### Extracted material
########
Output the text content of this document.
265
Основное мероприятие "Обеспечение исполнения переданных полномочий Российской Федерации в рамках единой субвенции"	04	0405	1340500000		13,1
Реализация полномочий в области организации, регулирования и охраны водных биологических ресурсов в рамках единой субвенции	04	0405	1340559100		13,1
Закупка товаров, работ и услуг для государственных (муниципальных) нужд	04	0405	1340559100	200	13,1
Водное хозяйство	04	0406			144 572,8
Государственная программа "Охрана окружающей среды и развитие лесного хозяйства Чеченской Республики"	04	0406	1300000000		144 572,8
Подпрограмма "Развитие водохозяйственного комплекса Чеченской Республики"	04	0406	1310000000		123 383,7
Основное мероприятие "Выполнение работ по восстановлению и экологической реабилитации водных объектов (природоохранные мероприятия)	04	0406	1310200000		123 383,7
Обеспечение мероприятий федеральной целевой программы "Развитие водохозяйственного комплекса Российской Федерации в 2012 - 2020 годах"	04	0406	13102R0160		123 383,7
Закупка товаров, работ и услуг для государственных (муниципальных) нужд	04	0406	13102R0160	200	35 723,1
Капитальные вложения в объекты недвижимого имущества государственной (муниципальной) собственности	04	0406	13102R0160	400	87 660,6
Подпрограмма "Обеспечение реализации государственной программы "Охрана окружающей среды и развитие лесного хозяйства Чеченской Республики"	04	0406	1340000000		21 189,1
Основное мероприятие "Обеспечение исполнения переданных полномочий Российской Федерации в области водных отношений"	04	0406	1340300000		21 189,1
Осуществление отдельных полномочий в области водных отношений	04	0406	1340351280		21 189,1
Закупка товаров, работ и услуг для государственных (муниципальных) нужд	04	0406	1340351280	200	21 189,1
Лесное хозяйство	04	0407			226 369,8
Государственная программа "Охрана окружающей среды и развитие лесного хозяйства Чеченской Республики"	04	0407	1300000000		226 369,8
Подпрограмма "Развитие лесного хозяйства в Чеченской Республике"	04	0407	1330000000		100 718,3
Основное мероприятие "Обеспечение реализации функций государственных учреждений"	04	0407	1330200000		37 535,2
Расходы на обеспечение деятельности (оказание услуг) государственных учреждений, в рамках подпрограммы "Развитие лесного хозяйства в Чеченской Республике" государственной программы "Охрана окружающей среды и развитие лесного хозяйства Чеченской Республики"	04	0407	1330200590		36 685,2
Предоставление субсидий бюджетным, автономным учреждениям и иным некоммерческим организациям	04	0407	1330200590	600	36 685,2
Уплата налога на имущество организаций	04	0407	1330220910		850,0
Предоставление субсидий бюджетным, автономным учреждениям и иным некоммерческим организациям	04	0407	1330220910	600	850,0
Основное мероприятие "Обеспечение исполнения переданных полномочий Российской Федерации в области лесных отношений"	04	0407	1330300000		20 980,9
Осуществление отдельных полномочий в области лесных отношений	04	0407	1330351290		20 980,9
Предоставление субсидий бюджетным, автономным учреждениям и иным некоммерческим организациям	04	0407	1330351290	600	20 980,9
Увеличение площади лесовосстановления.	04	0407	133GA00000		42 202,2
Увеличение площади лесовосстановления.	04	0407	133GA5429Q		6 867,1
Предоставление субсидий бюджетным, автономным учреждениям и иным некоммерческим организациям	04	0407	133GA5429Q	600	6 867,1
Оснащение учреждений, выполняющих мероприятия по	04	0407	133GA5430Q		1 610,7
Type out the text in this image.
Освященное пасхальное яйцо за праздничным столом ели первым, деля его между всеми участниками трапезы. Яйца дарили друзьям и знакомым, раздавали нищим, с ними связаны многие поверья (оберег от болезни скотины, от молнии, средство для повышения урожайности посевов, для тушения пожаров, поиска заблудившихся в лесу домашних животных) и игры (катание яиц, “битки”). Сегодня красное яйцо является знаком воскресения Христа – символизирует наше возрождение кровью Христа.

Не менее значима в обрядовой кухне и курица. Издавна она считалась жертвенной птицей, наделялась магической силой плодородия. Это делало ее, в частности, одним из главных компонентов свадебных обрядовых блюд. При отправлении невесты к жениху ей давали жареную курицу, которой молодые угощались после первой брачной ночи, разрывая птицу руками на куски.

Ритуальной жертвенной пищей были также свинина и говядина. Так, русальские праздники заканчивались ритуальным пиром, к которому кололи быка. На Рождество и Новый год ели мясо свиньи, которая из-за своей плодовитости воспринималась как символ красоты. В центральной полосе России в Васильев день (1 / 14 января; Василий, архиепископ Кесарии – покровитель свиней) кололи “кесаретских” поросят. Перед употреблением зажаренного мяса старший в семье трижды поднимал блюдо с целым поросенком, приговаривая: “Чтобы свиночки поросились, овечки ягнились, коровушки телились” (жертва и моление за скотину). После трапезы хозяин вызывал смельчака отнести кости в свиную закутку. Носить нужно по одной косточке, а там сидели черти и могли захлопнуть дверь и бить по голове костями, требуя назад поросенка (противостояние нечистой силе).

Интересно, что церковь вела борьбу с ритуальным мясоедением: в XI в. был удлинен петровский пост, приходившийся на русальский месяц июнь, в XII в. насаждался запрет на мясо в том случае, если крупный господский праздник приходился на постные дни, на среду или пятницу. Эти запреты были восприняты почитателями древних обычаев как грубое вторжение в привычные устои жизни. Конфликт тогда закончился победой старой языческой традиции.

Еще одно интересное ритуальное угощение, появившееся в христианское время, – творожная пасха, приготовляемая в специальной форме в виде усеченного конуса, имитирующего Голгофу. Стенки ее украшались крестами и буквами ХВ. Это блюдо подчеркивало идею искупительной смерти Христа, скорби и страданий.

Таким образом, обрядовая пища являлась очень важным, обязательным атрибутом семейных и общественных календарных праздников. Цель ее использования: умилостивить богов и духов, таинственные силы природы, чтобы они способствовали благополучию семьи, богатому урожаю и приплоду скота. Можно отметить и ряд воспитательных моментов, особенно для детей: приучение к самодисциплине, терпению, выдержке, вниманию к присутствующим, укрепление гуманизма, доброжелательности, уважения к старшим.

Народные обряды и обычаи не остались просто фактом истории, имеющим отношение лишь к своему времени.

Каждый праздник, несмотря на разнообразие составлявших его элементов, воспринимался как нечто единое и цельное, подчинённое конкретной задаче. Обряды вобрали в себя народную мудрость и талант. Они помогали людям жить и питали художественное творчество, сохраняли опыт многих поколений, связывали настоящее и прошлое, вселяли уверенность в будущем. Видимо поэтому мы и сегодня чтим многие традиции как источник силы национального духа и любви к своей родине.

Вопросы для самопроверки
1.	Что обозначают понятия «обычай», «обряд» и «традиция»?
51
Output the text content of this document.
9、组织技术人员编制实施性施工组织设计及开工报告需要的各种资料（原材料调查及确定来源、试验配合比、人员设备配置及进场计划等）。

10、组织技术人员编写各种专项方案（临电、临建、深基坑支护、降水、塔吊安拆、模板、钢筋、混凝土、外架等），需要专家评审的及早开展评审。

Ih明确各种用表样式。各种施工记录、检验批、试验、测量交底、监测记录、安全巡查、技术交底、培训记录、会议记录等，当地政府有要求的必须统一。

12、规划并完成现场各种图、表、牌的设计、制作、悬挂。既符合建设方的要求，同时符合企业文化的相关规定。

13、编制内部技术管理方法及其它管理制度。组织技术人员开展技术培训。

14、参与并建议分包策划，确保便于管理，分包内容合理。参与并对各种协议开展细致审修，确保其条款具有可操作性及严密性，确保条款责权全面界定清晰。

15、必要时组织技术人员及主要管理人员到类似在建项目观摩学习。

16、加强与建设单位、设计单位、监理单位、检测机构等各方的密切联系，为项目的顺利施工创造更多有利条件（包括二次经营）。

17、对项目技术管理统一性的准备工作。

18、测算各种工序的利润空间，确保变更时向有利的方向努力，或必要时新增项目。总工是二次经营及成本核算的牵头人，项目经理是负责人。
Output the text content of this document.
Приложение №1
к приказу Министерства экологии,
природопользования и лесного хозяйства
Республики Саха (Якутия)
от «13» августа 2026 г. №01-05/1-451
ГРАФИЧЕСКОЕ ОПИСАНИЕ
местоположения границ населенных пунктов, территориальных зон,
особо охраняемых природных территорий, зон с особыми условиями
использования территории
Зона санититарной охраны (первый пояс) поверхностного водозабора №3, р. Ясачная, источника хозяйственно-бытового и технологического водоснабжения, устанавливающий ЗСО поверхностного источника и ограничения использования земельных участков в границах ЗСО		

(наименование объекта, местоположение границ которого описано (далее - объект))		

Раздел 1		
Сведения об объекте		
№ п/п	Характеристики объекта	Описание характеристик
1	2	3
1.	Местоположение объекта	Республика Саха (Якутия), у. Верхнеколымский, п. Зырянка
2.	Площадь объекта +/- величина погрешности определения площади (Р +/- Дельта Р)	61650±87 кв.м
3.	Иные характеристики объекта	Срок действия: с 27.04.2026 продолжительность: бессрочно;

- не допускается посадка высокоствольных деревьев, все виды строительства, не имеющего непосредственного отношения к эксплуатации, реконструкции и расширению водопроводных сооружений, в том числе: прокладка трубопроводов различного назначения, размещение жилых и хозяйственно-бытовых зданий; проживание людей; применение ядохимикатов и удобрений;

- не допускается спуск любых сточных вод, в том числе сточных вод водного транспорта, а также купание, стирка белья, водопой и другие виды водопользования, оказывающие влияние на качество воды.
########
### Task details
Gather up, from the records above, each line where the word "бюджетным" appears.

### Output of the exercise
Предоставление субсидий бюджетным, автономным учреждениям и иным некоммерческим организациям	04	0407	1330200590	600	36 685,2
Предоставление субсидий бюджетным, автономным учреждениям и иным некоммерческим организациям	04	0407	1330220910	600	850,0
Предоставление субсидий бюджетным, автономным учреждениям и иным некоммерческим организациям	04	0407	1330351290	600	20 980,9
Предоставление субсидий бюджетным, автономным учреждениям и иным некоммерческим организациям	04	0407	133GA5429Q	600	6 867,1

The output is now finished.